#### [Фрагмент текста]
--

Очень возможно, что скоро зоозащитники победят и дрессированных животных в цирке не станет. И спорить-то с ними трудно – дикие звери должны жить на воле, нечего над ними издеваться. Заодно закроют зоопарки, и наши дети будут узнавать этих самых зверей по картинкам в Интернете.
Мой товарищ Юра Дуров – правнук того самого легендарного дедушки Дурова, который придумал добрую дрессуру – без наказаний. Юра – прямой продолжатель этой школы. Он выходил на арену с пяти лет. Я не знаю более доброго человека. Единственный раз в жизни он ударил гепарда и не может себе простить этого до сих пор. Его звери воспринимали работу на арене как игру.
Однажды я зашел к нему за кулисы сразу после представления – он только что отработал со слонами. Юра разрезал батон белого хлеба вдоль, полил патокой и уложил на каждую половину по полкило рафинада – это было угощение для слонов. Слониха Машка, увидев хозяина, разулыбалась, заплясала, закачала головой. Я дал ей полбатона, который тут же исчез в ее пасти, стал гладить ее хобот. Вдруг Дуров что-то еле слышно шепнул ей, хобот с необыкновенной легкостью и силой обвил меня вокруг пояса, и через мгновенье я взлетел ввысь и оказался у слонихи на спине. Вас никогда не забрасывали одним движеньем на крышу двухэтажного автобуса?
Шкура слонихи была шершавой и горячей, из нее торчали редкие волосы толщиной с карандаш. Наверно, я испугался. Во всяком случае, дар речи на время был утрачен. Дуров и слониха хохотали. Когда способность изъясняться вернулась, я униженно принялся просить Машку спустить меня на землю. Но она еще покачала меня на спине, потанцевала на месте, кося на меня хитрым и мудрым глазом, потом вздохнула и аккуратно поставила на место.

--

#### [Задания к упражнению]
a. Ответьте на вопросы по рассказу о Юре Дурове:
(i) С какого возраста Юра Дуров выходил на арену?
(ii) Как звали слониху, которая подняла рассказчика к себе на спину?
(iii) Что торчало из шкуры слонихи?
b. Перепишите часть рассказа о Юре Дурове, заменив «патокой» на «медом». Начните со слов «Однажды я зашел» и остановитесь после слов «крышу двухэтажного автобуса?».
c. Продолжите рассказ о Юре Дурове и слонихе Машке, начав сразу после его последнего предложения.

--

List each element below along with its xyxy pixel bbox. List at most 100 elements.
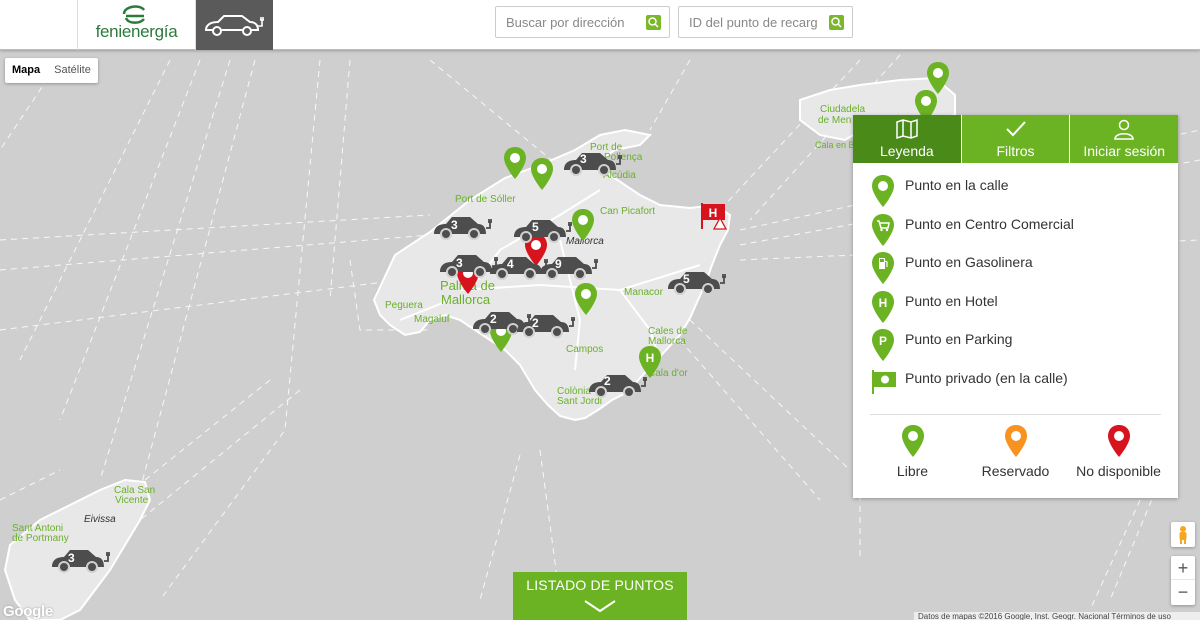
top-header: fenienergía	[0, 0, 1200, 50]
legend-panel: Leyenda Filtros Iniciar sesión Punto en …	[853, 115, 1179, 498]
place-label: Port de Sóller	[455, 194, 516, 205]
car-cluster-icon[interactable]	[512, 215, 576, 243]
place-label: de Portmany	[12, 533, 69, 544]
status-label: Libre	[896, 463, 929, 479]
pin-hotel-icon: H	[872, 290, 894, 323]
logo-mark-icon	[122, 5, 146, 24]
pin-cart-icon	[872, 213, 894, 246]
search-icon	[831, 17, 842, 28]
tab-leyenda[interactable]: Leyenda	[853, 115, 961, 163]
legend-label: Punto en Parking	[905, 331, 1013, 347]
zoom-in-button[interactable]: +	[1171, 556, 1195, 580]
search-id-input[interactable]	[679, 7, 852, 37]
place-label: Campos	[566, 344, 604, 355]
cluster-count: 2	[490, 312, 497, 326]
legend-label: Punto en Centro Comercial	[905, 215, 1074, 232]
status-libre: Libre	[863, 425, 963, 479]
search-icon	[648, 17, 659, 28]
legend-item: Punto en Gasolinera	[871, 252, 1160, 291]
legend-item: Punto en Centro Comercial	[871, 213, 1160, 253]
tab-filtros-label: Filtros	[996, 143, 1035, 159]
status-legend: Libre Reservado No disponible	[853, 415, 1178, 479]
legend-item: H Punto en Hotel	[871, 290, 1160, 330]
car-cluster-icon[interactable]	[666, 267, 730, 295]
tab-iniciar-sesion-label: Iniciar sesión	[1083, 143, 1166, 159]
pin-libre-icon[interactable]	[530, 158, 554, 190]
svg-text:H: H	[709, 206, 718, 220]
place-label: Peguera	[385, 300, 423, 311]
cluster-count: 4	[507, 257, 514, 271]
zoom-out-button[interactable]: −	[1171, 580, 1195, 604]
pin-fuel-icon	[872, 252, 894, 284]
legend-item: Punto en la calle	[871, 175, 1160, 214]
google-logo: Google	[3, 603, 53, 620]
pin-libre-icon	[901, 425, 924, 457]
car-cluster-icon[interactable]	[50, 545, 114, 573]
cluster-count: 3	[580, 152, 587, 166]
pin-parking-icon: P	[872, 329, 894, 361]
panel-tabs: Leyenda Filtros Iniciar sesión	[853, 115, 1179, 163]
status-reservado: Reservado	[966, 425, 1066, 479]
legend-item: Punto privado (en la calle)	[871, 368, 1160, 407]
electric-car-icon	[204, 15, 264, 36]
status-no-disponible: No disponible	[1069, 425, 1169, 479]
listado-label: LISTADO DE PUNTOS	[526, 577, 674, 593]
place-label: Ciudadela	[820, 104, 866, 115]
legend-item: P Punto en Parking	[871, 329, 1160, 368]
legend-label: Punto privado (en la calle)	[905, 369, 1068, 386]
map-attribution[interactable]: Datos de mapas ©2016 Google, Inst. Geogr…	[914, 612, 1200, 620]
search-id-box	[678, 6, 853, 38]
pin-reservado-icon	[1004, 425, 1027, 457]
cluster-count: 3	[456, 256, 463, 270]
street-view-pegman[interactable]	[1171, 522, 1195, 547]
place-label: Eivissa	[84, 514, 116, 525]
zoom-control: + −	[1171, 556, 1195, 605]
search-address-box	[495, 6, 670, 38]
legend-label: Punto en Gasolinera	[905, 254, 1033, 270]
place-label: Magaluf	[414, 314, 450, 325]
flag-icon	[872, 369, 896, 394]
car-cluster-icon[interactable]	[538, 252, 602, 280]
pin-hotel-letter: H	[879, 296, 888, 310]
hotel-flag-warning-icon[interactable]: H	[700, 201, 728, 231]
place-label: Can Picafort	[600, 206, 656, 217]
search-id-button[interactable]	[829, 15, 844, 30]
car-tab[interactable]	[196, 0, 273, 50]
place-label: Manacor	[624, 287, 663, 298]
map-type-satellite[interactable]: Satélite	[47, 58, 98, 83]
car-cluster-icon[interactable]	[515, 310, 579, 338]
legend-label: Punto en la calle	[905, 177, 1009, 193]
tab-filtros[interactable]: Filtros	[960, 115, 1070, 163]
cluster-count: 3	[68, 551, 75, 565]
status-label: Reservado	[981, 463, 1050, 479]
pin-dot-icon	[872, 175, 894, 207]
tab-iniciar-sesion[interactable]: Iniciar sesión	[1069, 115, 1179, 163]
pegman-icon	[1179, 525, 1187, 544]
pin-libre-icon[interactable]	[503, 147, 527, 179]
map-icon	[896, 118, 918, 140]
pin-no-disponible-icon	[1107, 425, 1130, 457]
cluster-count: 9	[555, 257, 562, 271]
check-icon	[1005, 121, 1026, 137]
map-type-control: Mapa Satélite	[5, 58, 98, 83]
fenienergia-logo[interactable]: fenienergía	[77, 0, 196, 50]
car-cluster-icon[interactable]	[562, 148, 626, 176]
cluster-count: 3	[451, 218, 458, 232]
search-address-input[interactable]	[496, 7, 669, 37]
tab-leyenda-label: Leyenda	[879, 143, 934, 159]
cluster-count: 2	[532, 316, 539, 330]
chevron-down-icon	[584, 600, 616, 613]
logo-text: fenienergía	[95, 22, 178, 41]
place-label: Mallorca	[441, 292, 491, 307]
listado-puntos-button[interactable]: LISTADO DE PUNTOS	[513, 572, 687, 620]
search-address-button[interactable]	[646, 15, 661, 30]
cluster-count: 5	[683, 272, 690, 286]
legend-list: Punto en la calle Punto en Centro Comerc…	[853, 163, 1178, 406]
car-cluster-icon[interactable]	[432, 212, 496, 240]
map-type-map[interactable]: Mapa	[5, 58, 47, 83]
status-label: No disponible	[1076, 463, 1161, 479]
pin-parking-letter: P	[879, 334, 887, 348]
svg-text:H: H	[646, 351, 655, 365]
cluster-count: 2	[604, 374, 611, 388]
car-cluster-icon[interactable]	[587, 370, 651, 398]
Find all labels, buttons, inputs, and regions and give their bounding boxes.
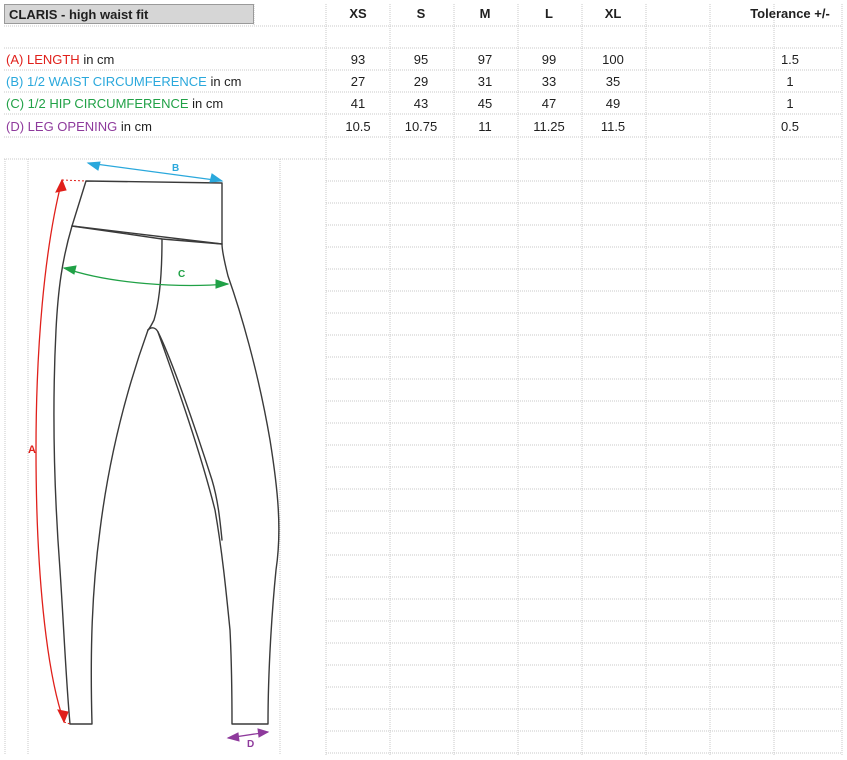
value-cell[interactable]: 29 (391, 71, 451, 93)
value-cell[interactable]: 31 (455, 71, 515, 93)
value-cell[interactable]: 97 (455, 49, 515, 71)
size-header-xs[interactable]: XS (328, 3, 388, 25)
value-cell[interactable]: 10.75 (391, 116, 451, 138)
label-c: C (178, 269, 185, 280)
value-cell[interactable]: 47 (519, 93, 579, 115)
row-label-waist[interactable]: (B) 1/2 WAIST CIRCUMFERENCE in cm (6, 71, 242, 93)
row-code: (B) (6, 74, 24, 89)
value-cell[interactable]: 43 (391, 93, 451, 115)
tolerance-cell[interactable]: 1 (735, 93, 845, 115)
row-label-length[interactable]: (A) LENGTH in cm (6, 49, 114, 71)
row-measure-name: LENGTH (26, 52, 80, 67)
row-code: (A) (6, 52, 24, 67)
value-cell[interactable]: 11.25 (519, 116, 579, 138)
value-cell[interactable]: 10.5 (328, 116, 388, 138)
size-header-l[interactable]: L (519, 3, 579, 25)
value-cell[interactable]: 45 (455, 93, 515, 115)
row-measure-name: 1/2 HIP CIRCUMFERENCE (27, 96, 189, 111)
row-label-leg-opening[interactable]: (D) LEG OPENING in cm (6, 116, 152, 138)
value-cell[interactable]: 33 (519, 71, 579, 93)
value-cell[interactable]: 49 (583, 93, 643, 115)
value-cell[interactable]: 41 (328, 93, 388, 115)
size-header-m[interactable]: M (455, 3, 515, 25)
tolerance-cell[interactable]: 1 (735, 71, 845, 93)
value-cell[interactable]: 11.5 (583, 116, 643, 138)
label-d: D (247, 739, 254, 750)
value-cell[interactable]: 99 (519, 49, 579, 71)
waist-arrow (86, 161, 224, 183)
sheet-title[interactable]: CLARIS - high waist fit (4, 4, 254, 24)
length-arrow (35, 178, 87, 725)
row-unit: in cm (79, 52, 115, 67)
label-a: A (28, 444, 36, 456)
row-unit: in cm (188, 96, 224, 111)
size-header-s[interactable]: S (391, 3, 451, 25)
leggings-outline (53, 180, 280, 725)
value-cell[interactable]: 27 (328, 71, 388, 93)
row-unit: in cm (206, 74, 242, 89)
leggings-diagram: A B C D (0, 150, 330, 755)
value-cell[interactable]: 100 (583, 49, 643, 71)
value-cell[interactable]: 95 (391, 49, 451, 71)
tolerance-cell[interactable]: 1.5 (735, 49, 845, 71)
value-cell[interactable]: 35 (583, 71, 643, 93)
row-measure-name: LEG OPENING (27, 119, 118, 134)
tolerance-cell[interactable]: 0.5 (735, 116, 845, 138)
label-b: B (172, 163, 179, 174)
row-measure-name: 1/2 WAIST CIRCUMFERENCE (26, 74, 207, 89)
hip-arrow (62, 265, 230, 289)
row-code: (C) (6, 96, 25, 111)
row-unit: in cm (117, 119, 152, 134)
tolerance-header[interactable]: Tolerance +/- (735, 3, 845, 25)
row-label-hip[interactable]: (C) 1/2 HIP CIRCUMFERENCE in cm (6, 93, 223, 115)
row-code: (D) (6, 119, 25, 134)
value-cell[interactable]: 11 (455, 116, 515, 138)
size-header-xl[interactable]: XL (583, 3, 643, 25)
value-cell[interactable]: 93 (328, 49, 388, 71)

--

#### [Ответы]
a.
(i) С пяти лет.
(ii) Машка.
(iii) Редкие волосы толщиной с карандаш.

b.
Однажды я зашел к нему за кулисы сразу после представления – он только что отработал со слонами. Юра разрезал батон белого хлеба вдоль, полил медом и уложил на каждую половину по полкило рафинада – это было угощение для слонов. Слониха Машка, увидев хозяина, разулыбалась, заплясала, закачала головой. Я дал ей полбатона, который тут же исчез в ее пасти, стал гладить ее хобот. Вдруг Дуров что-то еле слышно шепнул ей, хобот с необыкновенной легкостью и силой обвил меня вокруг пояса, и через мгновенье я взлетел ввысь и оказался у слонихи на спине. Вас никогда не забрасывали одним движеньем на крышу двухэтажного автобуса?

c.
Благодаря Юре я несколько раз попадал в мир, где живут цирковые (ни в коем случае не говорите «циркачи!» Обижаются). Однажды в Новосибирске я завис в цирковой общаге на несколько суток. Молодые мы были и, соответственно, веселые. Помню, случилась какая-то бесконечная цепь дней рождения. Когда в общаге живет сто человек – у кого-нибудь обязательно день рождения. В среднем раз в три дня. Я сказал «мир цирковых», потому что это именно мир, существующий параллельно совсем рядом с нашим, большим миром, где живем мы, все остальные. Эти миры даже слегка соприкасаются – когда мы приходим в цирк посмотреть на выступление артистов. Прочих соприкосновений практически нет. И – всё другое: правила, обычаи, анекдоты, а с ними и чувство юмора – кажется, сам воздух вокруг них чуть-чуть другой. Потому что в цирке нельзя работать с девяти до шести. Цирк – это жизнь, и на другую жизнь, у тех, кто родился в этом мире (а в цирке, как правило, рождаются), не остается ни времени, ни, кстати, особого интереса.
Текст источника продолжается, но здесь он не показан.